Begin DATA TO PROCESS

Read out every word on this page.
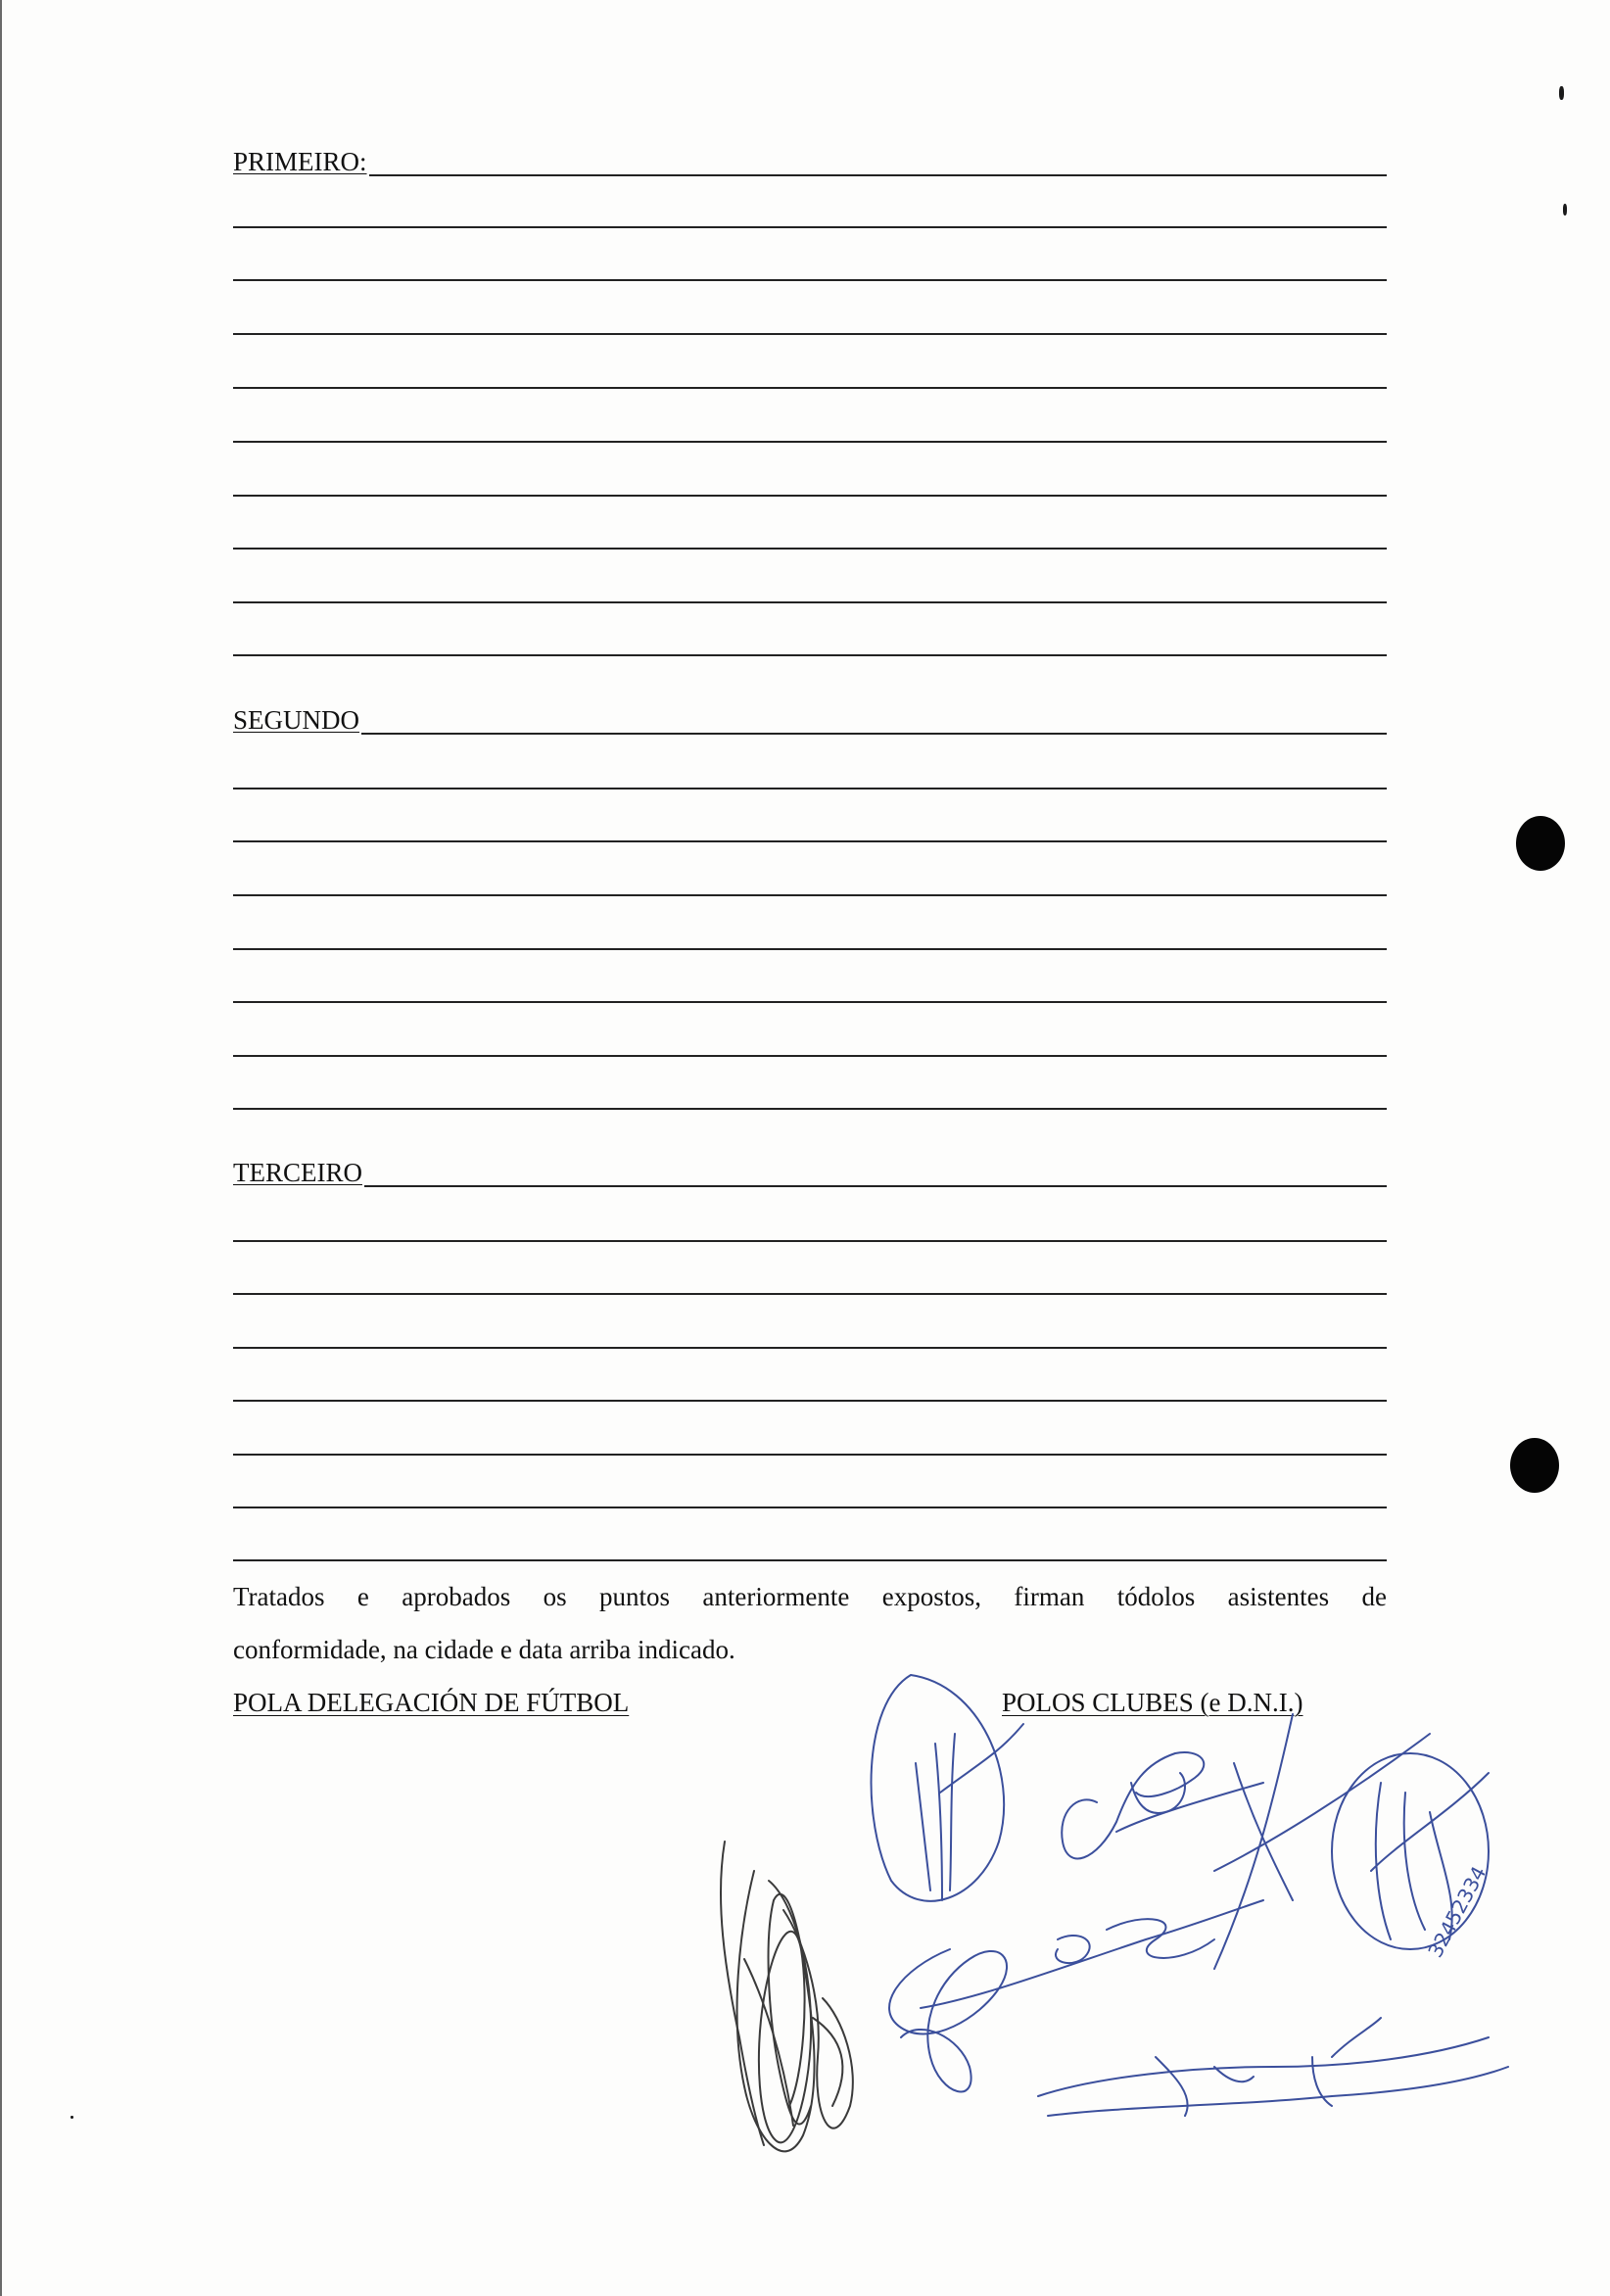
PRIMEIRO:
SEGUNDO
TERCEIRO
Tratados e aprobados os puntos anteriormente expostos, firman tódolos asistentes de
conformidade, na cidade e data arriba indicado.
POLA DELEGACIÓN DE FÚTBOL	POLOS CLUBES (e D.N.I.)
32452334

End DATA TO PROCESS

__TASK TO CARRY OUT__. Go through the entries above and output them exactly, without pictures.

__REPLY TO THE TASK__.
Read out every word on this page.
PRIMEIRO:
SEGUNDO
TERCEIRO
Tratados e aprobados os puntos anteriormente expostos, firman tódolos asistentes de
conformidade, na cidade e data arriba indicado.
POLA DELEGACIÓN DE FÚTBOL	POLOS CLUBES (e D.N.I.)
32452334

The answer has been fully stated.